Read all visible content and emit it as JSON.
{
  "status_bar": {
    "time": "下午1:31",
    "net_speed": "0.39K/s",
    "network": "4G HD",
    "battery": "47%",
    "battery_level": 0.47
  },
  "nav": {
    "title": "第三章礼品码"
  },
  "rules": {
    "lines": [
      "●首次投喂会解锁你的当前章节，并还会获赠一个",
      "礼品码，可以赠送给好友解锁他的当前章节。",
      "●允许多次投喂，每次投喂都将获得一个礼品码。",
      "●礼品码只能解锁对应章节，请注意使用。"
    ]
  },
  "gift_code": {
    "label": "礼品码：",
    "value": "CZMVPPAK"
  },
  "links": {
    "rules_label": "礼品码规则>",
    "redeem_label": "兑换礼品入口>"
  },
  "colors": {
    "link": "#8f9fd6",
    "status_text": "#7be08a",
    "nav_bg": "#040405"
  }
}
################
• PROBLEM STATEMENT:
Return every record above exactly as it appears.

• REPLY:
Read all visible content and emit it as JSON.
{
  "status_bar": {
    "time": "下午1:31",
    "net_speed": "0.39K/s",
    "network": "4G HD",
    "battery": "47%",
    "battery_level": 0.47
  },
  "nav": {
    "title": "第三章礼品码"
  },
  "rules": {
    "lines": [
      "●首次投喂会解锁你的当前章节，并还会获赠一个",
      "礼品码，可以赠送给好友解锁他的当前章节。",
      "●允许多次投喂，每次投喂都将获得一个礼品码。",
      "●礼品码只能解锁对应章节，请注意使用。"
    ]
  },
  "gift_code": {
    "label": "礼品码：",
    "value": "CZMVPPAK"
  },
  "links": {
    "rules_label": "礼品码规则>",
    "redeem_label": "兑换礼品入口>"
  },
  "colors": {
    "link": "#8f9fd6",
    "status_text": "#7be08a",
    "nav_bg": "#040405"
  }
}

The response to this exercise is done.